-- Start Dataset entries --

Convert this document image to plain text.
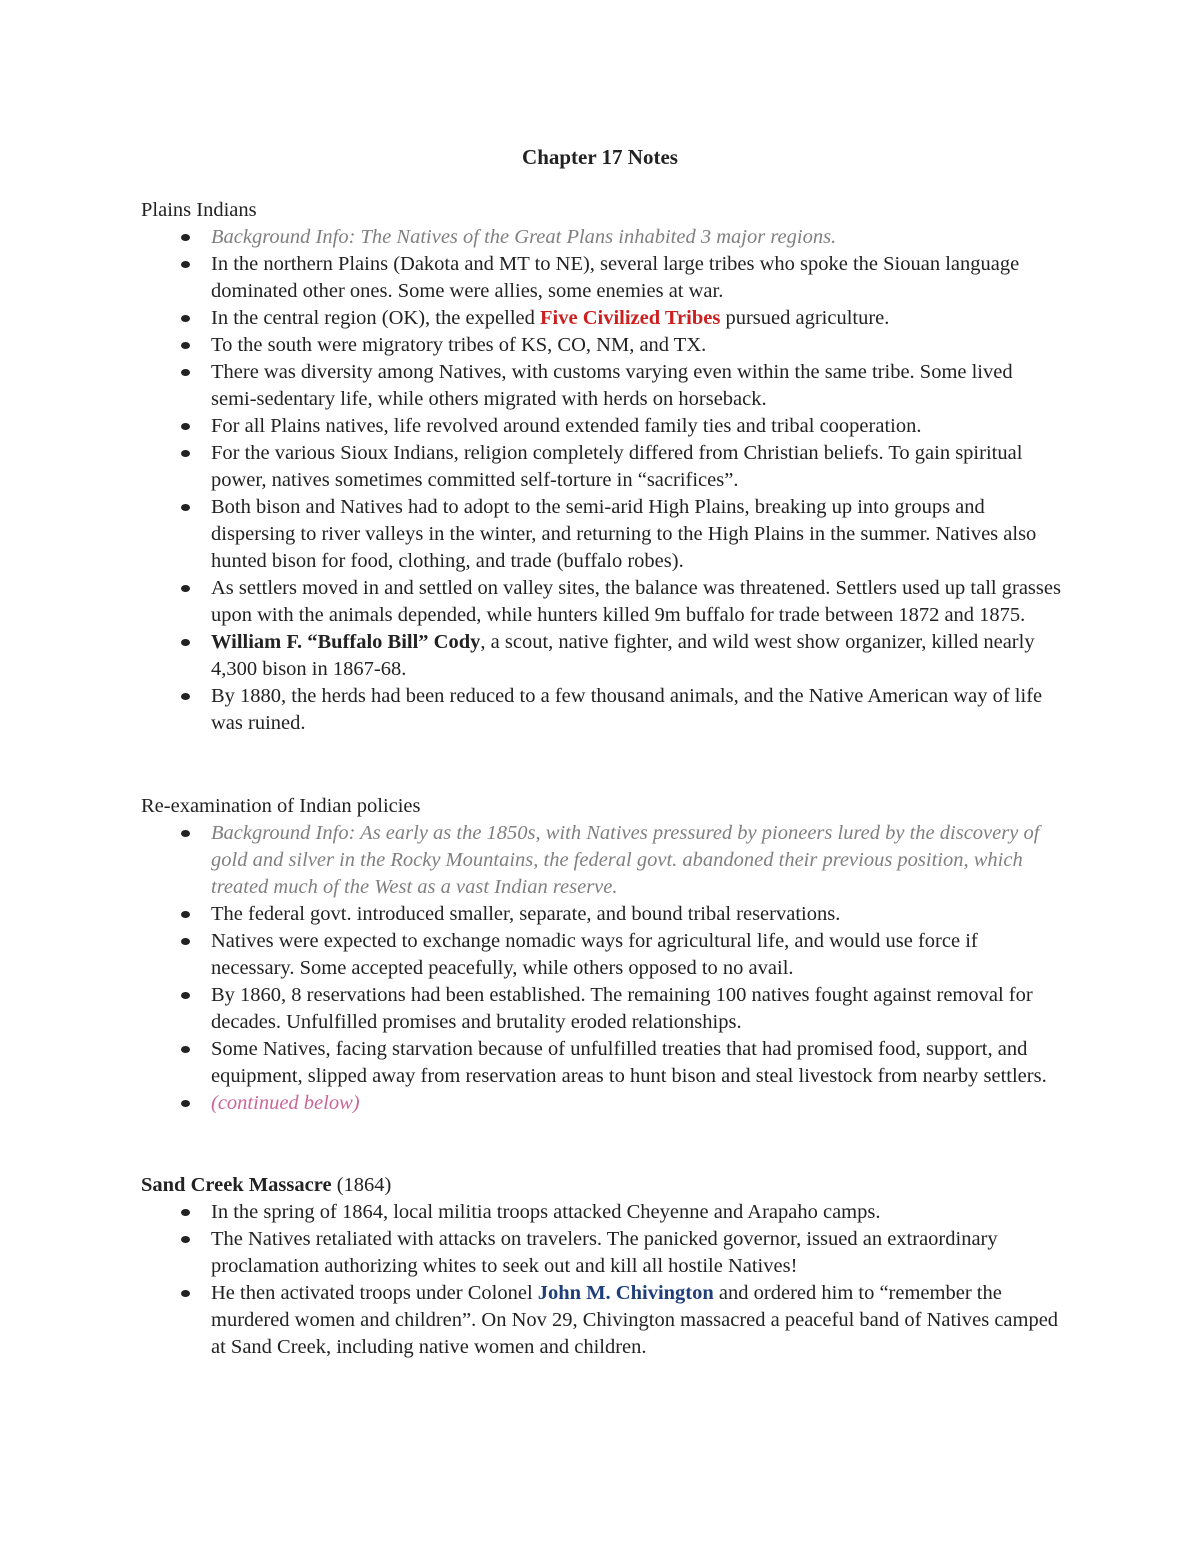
Chapter 17 Notes

Plains Indians

Background Info: The Natives of the Great Plans inhabited 3 major regions.
In the northern Plains (Dakota and MT to NE), several large tribes who spoke the Siouan language dominated other ones. Some were allies, some enemies at war.
In the central region (OK), the expelled Five Civilized Tribes pursued agriculture.
To the south were migratory tribes of KS, CO, NM, and TX.
There was diversity among Natives, with customs varying even within the same tribe. Some lived semi-sedentary life, while others migrated with herds on horseback.
For all Plains natives, life revolved around extended family ties and tribal cooperation.
For the various Sioux Indians, religion completely differed from Christian beliefs. To gain spiritual power, natives sometimes committed self-torture in “sacrifices”.
Both bison and Natives had to adopt to the semi-arid High Plains, breaking up into groups and dispersing to river valleys in the winter, and returning to the High Plains in the summer. Natives also hunted bison for food, clothing, and trade (buffalo robes).
As settlers moved in and settled on valley sites, the balance was threatened. Settlers used up tall grasses upon with the animals depended, while hunters killed 9m buffalo for trade between 1872 and 1875.
William F. “Buffalo Bill” Cody, a scout, native fighter, and wild west show organizer, killed nearly 4,300 bison in 1867-68.
By 1880, the herds had been reduced to a few thousand animals, and the Native American way of life was ruined.

Re-examination of Indian policies

Background Info: As early as the 1850s, with Natives pressured by pioneers lured by the discovery of gold and silver in the Rocky Mountains, the federal govt. abandoned their previous position, which treated much of the West as a vast Indian reserve.
The federal govt. introduced smaller, separate, and bound tribal reservations.
Natives were expected to exchange nomadic ways for agricultural life, and would use force if necessary. Some accepted peacefully, while others opposed to no avail.
By 1860, 8 reservations had been established. The remaining 100 natives fought against removal for decades. Unfulfilled promises and brutality eroded relationships.
Some Natives, facing starvation because of unfulfilled treaties that had promised food, support, and equipment, slipped away from reservation areas to hunt bison and steal livestock from nearby settlers.
(continued below)

Sand Creek Massacre (1864)

In the spring of 1864, local militia troops attacked Cheyenne and Arapaho camps.
The Natives retaliated with attacks on travelers. The panicked governor, issued an extraordinary proclamation authorizing whites to seek out and kill all hostile Natives!
He then activated troops under Colonel John M. Chivington and ordered him to “remember the murdered women and children”. On Nov 29, Chivington massacred a peaceful band of Natives camped at Sand Creek, including native women and children.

-- End Dataset entries --

-- Set problem --
Output the full set of records above without changing a word, and drop the images.

-- Full response --
Convert this document image to plain text.
Chapter 17 Notes

Plains Indians

Background Info: The Natives of the Great Plans inhabited 3 major regions.
In the northern Plains (Dakota and MT to NE), several large tribes who spoke the Siouan language dominated other ones. Some were allies, some enemies at war.
In the central region (OK), the expelled Five Civilized Tribes pursued agriculture.
To the south were migratory tribes of KS, CO, NM, and TX.
There was diversity among Natives, with customs varying even within the same tribe. Some lived semi-sedentary life, while others migrated with herds on horseback.
For all Plains natives, life revolved around extended family ties and tribal cooperation.
For the various Sioux Indians, religion completely differed from Christian beliefs. To gain spiritual power, natives sometimes committed self-torture in “sacrifices”.
Both bison and Natives had to adopt to the semi-arid High Plains, breaking up into groups and dispersing to river valleys in the winter, and returning to the High Plains in the summer. Natives also hunted bison for food, clothing, and trade (buffalo robes).
As settlers moved in and settled on valley sites, the balance was threatened. Settlers used up tall grasses upon with the animals depended, while hunters killed 9m buffalo for trade between 1872 and 1875.
William F. “Buffalo Bill” Cody, a scout, native fighter, and wild west show organizer, killed nearly 4,300 bison in 1867-68.
By 1880, the herds had been reduced to a few thousand animals, and the Native American way of life was ruined.

Re-examination of Indian policies

Background Info: As early as the 1850s, with Natives pressured by pioneers lured by the discovery of gold and silver in the Rocky Mountains, the federal govt. abandoned their previous position, which treated much of the West as a vast Indian reserve.
The federal govt. introduced smaller, separate, and bound tribal reservations.
Natives were expected to exchange nomadic ways for agricultural life, and would use force if necessary. Some accepted peacefully, while others opposed to no avail.
By 1860, 8 reservations had been established. The remaining 100 natives fought against removal for decades. Unfulfilled promises and brutality eroded relationships.
Some Natives, facing starvation because of unfulfilled treaties that had promised food, support, and equipment, slipped away from reservation areas to hunt bison and steal livestock from nearby settlers.
(continued below)

Sand Creek Massacre (1864)

In the spring of 1864, local militia troops attacked Cheyenne and Arapaho camps.
The Natives retaliated with attacks on travelers. The panicked governor, issued an extraordinary proclamation authorizing whites to seek out and kill all hostile Natives!
He then activated troops under Colonel John M. Chivington and ordered him to “remember the murdered women and children”. On Nov 29, Chivington massacred a peaceful band of Natives camped at Sand Creek, including native women and children.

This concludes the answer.